◆ **Required work**
Give the data below again, word for word.

◆ **Records for the exercise**
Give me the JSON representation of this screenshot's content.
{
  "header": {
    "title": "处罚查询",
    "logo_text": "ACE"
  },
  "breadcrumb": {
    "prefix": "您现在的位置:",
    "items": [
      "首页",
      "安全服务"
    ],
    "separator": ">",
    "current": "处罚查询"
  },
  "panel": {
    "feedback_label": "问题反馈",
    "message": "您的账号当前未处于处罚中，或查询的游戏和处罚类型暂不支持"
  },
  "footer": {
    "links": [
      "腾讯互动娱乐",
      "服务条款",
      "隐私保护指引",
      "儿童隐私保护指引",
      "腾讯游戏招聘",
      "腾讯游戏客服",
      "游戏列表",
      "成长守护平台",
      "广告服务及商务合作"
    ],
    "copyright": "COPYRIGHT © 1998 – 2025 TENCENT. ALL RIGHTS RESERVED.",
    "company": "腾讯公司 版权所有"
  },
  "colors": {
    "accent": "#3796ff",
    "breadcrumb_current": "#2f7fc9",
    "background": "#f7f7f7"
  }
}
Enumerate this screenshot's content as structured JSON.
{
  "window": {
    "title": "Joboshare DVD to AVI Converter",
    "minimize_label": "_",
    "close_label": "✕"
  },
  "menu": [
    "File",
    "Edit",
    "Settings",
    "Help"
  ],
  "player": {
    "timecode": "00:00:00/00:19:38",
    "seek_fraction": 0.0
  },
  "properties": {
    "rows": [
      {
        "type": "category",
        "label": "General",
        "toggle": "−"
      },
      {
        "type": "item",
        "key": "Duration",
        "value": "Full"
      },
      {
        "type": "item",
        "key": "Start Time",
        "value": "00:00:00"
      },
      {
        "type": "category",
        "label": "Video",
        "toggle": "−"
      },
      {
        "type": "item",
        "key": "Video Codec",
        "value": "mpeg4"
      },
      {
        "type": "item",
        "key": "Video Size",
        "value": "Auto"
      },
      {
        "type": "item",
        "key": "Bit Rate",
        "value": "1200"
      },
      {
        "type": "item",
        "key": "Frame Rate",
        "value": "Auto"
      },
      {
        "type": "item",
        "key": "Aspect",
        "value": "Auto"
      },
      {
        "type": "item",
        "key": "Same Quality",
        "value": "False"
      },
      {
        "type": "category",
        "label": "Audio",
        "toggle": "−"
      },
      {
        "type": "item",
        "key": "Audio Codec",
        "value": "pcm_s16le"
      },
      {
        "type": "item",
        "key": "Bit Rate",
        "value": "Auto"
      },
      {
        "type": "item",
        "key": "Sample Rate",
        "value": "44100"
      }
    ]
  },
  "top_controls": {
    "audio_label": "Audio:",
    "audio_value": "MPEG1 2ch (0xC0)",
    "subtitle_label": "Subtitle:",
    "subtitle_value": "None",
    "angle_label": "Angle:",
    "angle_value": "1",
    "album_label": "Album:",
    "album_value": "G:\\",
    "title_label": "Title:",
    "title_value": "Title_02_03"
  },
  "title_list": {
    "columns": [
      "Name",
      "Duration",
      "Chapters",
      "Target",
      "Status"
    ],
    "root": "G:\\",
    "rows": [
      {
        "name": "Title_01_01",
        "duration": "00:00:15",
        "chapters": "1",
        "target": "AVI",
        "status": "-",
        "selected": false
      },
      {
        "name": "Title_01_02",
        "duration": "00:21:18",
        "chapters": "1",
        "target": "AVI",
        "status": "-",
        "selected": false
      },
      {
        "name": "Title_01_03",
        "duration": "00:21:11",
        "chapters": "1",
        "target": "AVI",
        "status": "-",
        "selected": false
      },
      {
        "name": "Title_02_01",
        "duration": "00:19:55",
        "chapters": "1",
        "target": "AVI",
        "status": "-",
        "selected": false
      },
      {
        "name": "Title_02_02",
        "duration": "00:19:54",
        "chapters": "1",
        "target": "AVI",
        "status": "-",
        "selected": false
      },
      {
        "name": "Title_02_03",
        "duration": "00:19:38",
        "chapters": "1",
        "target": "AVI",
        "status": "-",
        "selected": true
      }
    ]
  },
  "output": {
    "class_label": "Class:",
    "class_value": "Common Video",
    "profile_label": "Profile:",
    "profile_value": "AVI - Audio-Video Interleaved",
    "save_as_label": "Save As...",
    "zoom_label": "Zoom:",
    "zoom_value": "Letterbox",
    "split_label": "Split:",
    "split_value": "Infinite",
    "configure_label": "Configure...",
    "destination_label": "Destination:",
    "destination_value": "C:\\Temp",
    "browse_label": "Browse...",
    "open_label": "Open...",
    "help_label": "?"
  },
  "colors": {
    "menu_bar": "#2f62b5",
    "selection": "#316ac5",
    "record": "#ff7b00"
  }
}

◆ **Complete answer**
Give me the JSON representation of this screenshot's content.
{
  "header": {
    "title": "处罚查询",
    "logo_text": "ACE"
  },
  "breadcrumb": {
    "prefix": "您现在的位置:",
    "items": [
      "首页",
      "安全服务"
    ],
    "separator": ">",
    "current": "处罚查询"
  },
  "panel": {
    "feedback_label": "问题反馈",
    "message": "您的账号当前未处于处罚中，或查询的游戏和处罚类型暂不支持"
  },
  "footer": {
    "links": [
      "腾讯互动娱乐",
      "服务条款",
      "隐私保护指引",
      "儿童隐私保护指引",
      "腾讯游戏招聘",
      "腾讯游戏客服",
      "游戏列表",
      "成长守护平台",
      "广告服务及商务合作"
    ],
    "copyright": "COPYRIGHT © 1998 – 2025 TENCENT. ALL RIGHTS RESERVED.",
    "company": "腾讯公司 版权所有"
  },
  "colors": {
    "accent": "#3796ff",
    "breadcrumb_current": "#2f7fc9",
    "background": "#f7f7f7"
  }
}
Enumerate this screenshot's content as structured JSON.
{
  "window": {
    "title": "Joboshare DVD to AVI Converter",
    "minimize_label": "_",
    "close_label": "✕"
  },
  "menu": [
    "File",
    "Edit",
    "Settings",
    "Help"
  ],
  "player": {
    "timecode": "00:00:00/00:19:38",
    "seek_fraction": 0.0
  },
  "properties": {
    "rows": [
      {
        "type": "category",
        "label": "General",
        "toggle": "−"
      },
      {
        "type": "item",
        "key": "Duration",
        "value": "Full"
      },
      {
        "type": "item",
        "key": "Start Time",
        "value": "00:00:00"
      },
      {
        "type": "category",
        "label": "Video",
        "toggle": "−"
      },
      {
        "type": "item",
        "key": "Video Codec",
        "value": "mpeg4"
      },
      {
        "type": "item",
        "key": "Video Size",
        "value": "Auto"
      },
      {
        "type": "item",
        "key": "Bit Rate",
        "value": "1200"
      },
      {
        "type": "item",
        "key": "Frame Rate",
        "value": "Auto"
      },
      {
        "type": "item",
        "key": "Aspect",
        "value": "Auto"
      },
      {
        "type": "item",
        "key": "Same Quality",
        "value": "False"
      },
      {
        "type": "category",
        "label": "Audio",
        "toggle": "−"
      },
      {
        "type": "item",
        "key": "Audio Codec",
        "value": "pcm_s16le"
      },
      {
        "type": "item",
        "key": "Bit Rate",
        "value": "Auto"
      },
      {
        "type": "item",
        "key": "Sample Rate",
        "value": "44100"
      }
    ]
  },
  "top_controls": {
    "audio_label": "Audio:",
    "audio_value": "MPEG1 2ch (0xC0)",
    "subtitle_label": "Subtitle:",
    "subtitle_value": "None",
    "angle_label": "Angle:",
    "angle_value": "1",
    "album_label": "Album:",
    "album_value": "G:\\",
    "title_label": "Title:",
    "title_value": "Title_02_03"
  },
  "title_list": {
    "columns": [
      "Name",
      "Duration",
      "Chapters",
      "Target",
      "Status"
    ],
    "root": "G:\\",
    "rows": [
      {
        "name": "Title_01_01",
        "duration": "00:00:15",
        "chapters": "1",
        "target": "AVI",
        "status": "-",
        "selected": false
      },
      {
        "name": "Title_01_02",
        "duration": "00:21:18",
        "chapters": "1",
        "target": "AVI",
        "status": "-",
        "selected": false
      },
      {
        "name": "Title_01_03",
        "duration": "00:21:11",
        "chapters": "1",
        "target": "AVI",
        "status": "-",
        "selected": false
      },
      {
        "name": "Title_02_01",
        "duration": "00:19:55",
        "chapters": "1",
        "target": "AVI",
        "status": "-",
        "selected": false
      },
      {
        "name": "Title_02_02",
        "duration": "00:19:54",
        "chapters": "1",
        "target": "AVI",
        "status": "-",
        "selected": false
      },
      {
        "name": "Title_02_03",
        "duration": "00:19:38",
        "chapters": "1",
        "target": "AVI",
        "status": "-",
        "selected": true
      }
    ]
  },
  "output": {
    "class_label": "Class:",
    "class_value": "Common Video",
    "profile_label": "Profile:",
    "profile_value": "AVI - Audio-Video Interleaved",
    "save_as_label": "Save As...",
    "zoom_label": "Zoom:",
    "zoom_value": "Letterbox",
    "split_label": "Split:",
    "split_value": "Infinite",
    "configure_label": "Configure...",
    "destination_label": "Destination:",
    "destination_value": "C:\\Temp",
    "browse_label": "Browse...",
    "open_label": "Open...",
    "help_label": "?"
  },
  "colors": {
    "menu_bar": "#2f62b5",
    "selection": "#316ac5",
    "record": "#ff7b00"
  }
}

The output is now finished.